THE TASK:
Below are the records; pull every line that includes "แขวงบางหว".

## Begin MATERIAL

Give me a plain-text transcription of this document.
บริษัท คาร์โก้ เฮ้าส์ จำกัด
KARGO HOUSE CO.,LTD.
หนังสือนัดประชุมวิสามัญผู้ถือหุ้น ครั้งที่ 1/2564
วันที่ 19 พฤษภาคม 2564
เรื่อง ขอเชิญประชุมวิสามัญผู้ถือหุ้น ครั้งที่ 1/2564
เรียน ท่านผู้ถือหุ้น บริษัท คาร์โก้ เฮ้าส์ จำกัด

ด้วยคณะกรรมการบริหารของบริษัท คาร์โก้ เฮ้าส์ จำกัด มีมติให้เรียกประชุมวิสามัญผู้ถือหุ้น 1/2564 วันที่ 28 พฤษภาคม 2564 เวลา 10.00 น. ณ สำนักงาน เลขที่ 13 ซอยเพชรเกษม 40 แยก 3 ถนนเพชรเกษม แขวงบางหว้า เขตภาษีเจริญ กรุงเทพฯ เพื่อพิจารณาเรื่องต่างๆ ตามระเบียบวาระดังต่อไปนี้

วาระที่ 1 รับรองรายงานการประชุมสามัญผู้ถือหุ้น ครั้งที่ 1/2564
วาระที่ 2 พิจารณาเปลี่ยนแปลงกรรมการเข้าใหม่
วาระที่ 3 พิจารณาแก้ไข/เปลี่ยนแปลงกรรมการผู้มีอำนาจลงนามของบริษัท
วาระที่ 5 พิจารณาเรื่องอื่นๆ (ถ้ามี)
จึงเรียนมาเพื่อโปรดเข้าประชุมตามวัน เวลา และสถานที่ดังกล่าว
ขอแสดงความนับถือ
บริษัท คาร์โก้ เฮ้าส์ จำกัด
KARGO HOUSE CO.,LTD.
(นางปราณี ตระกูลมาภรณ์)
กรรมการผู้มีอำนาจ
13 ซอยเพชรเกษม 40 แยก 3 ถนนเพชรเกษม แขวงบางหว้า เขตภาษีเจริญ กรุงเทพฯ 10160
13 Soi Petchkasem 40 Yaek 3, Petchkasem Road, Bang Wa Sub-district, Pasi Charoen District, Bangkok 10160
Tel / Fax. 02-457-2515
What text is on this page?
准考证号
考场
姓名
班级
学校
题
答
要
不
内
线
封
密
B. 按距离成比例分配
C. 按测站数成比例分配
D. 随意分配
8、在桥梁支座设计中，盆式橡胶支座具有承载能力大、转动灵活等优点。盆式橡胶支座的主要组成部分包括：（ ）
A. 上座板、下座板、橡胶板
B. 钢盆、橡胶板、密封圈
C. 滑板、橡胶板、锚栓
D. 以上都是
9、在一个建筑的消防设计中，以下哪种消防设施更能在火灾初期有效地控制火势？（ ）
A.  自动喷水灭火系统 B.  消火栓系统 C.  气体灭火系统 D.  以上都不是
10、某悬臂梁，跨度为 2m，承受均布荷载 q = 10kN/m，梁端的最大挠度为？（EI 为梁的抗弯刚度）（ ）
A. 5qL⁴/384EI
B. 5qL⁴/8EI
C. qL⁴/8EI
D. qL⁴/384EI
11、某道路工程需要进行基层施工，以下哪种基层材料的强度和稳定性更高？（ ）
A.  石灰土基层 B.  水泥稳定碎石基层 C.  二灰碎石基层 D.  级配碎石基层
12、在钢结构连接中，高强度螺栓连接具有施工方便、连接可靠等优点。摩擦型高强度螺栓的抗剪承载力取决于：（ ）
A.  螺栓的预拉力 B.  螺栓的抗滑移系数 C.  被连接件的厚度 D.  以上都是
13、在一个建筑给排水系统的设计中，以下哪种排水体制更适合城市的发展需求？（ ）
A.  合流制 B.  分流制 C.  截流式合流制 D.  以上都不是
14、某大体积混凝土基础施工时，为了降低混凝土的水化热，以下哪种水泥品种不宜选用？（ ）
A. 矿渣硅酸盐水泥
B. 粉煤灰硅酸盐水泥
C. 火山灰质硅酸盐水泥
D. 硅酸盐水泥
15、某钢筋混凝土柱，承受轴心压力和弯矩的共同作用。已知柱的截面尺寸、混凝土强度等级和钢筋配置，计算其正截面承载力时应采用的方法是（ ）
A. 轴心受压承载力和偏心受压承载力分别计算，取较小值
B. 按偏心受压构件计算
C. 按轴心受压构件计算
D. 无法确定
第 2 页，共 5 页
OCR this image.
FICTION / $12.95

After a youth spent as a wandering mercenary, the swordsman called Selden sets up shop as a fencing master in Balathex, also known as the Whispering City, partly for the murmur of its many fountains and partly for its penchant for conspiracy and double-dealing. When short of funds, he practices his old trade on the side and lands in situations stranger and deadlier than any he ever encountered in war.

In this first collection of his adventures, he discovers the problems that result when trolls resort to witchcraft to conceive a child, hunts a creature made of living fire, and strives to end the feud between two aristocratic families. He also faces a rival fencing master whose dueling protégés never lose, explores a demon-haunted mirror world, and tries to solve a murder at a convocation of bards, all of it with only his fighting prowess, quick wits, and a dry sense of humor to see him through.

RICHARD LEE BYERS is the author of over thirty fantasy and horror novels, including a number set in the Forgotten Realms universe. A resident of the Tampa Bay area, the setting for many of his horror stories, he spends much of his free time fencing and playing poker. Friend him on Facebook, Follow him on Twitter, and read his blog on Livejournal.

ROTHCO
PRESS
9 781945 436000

## End MATERIAL

REPLY TO THE EXERCISE:
ด้วยคณะกรรมการบริหารของบริษัท คาร์โก้ เฮ้าส์ จำกัด มีมติให้เรียกประชุมวิสามัญผู้ถือหุ้น 1/2564 วันที่ 28 พฤษภาคม 2564 เวลา 10.00 น. ณ สำนักงาน เลขที่ 13 ซอยเพชรเกษม 40 แยก 3 ถนนเพชรเกษม แขวงบางหว้า เขตภาษีเจริญ กรุงเทพฯ เพื่อพิจารณาเรื่องต่างๆ ตามระเบียบวาระดังต่อไปนี้
13 ซอยเพชรเกษม 40 แยก 3 ถนนเพชรเกษม แขวงบางหว้า เขตภาษีเจริญ กรุงเทพฯ 10160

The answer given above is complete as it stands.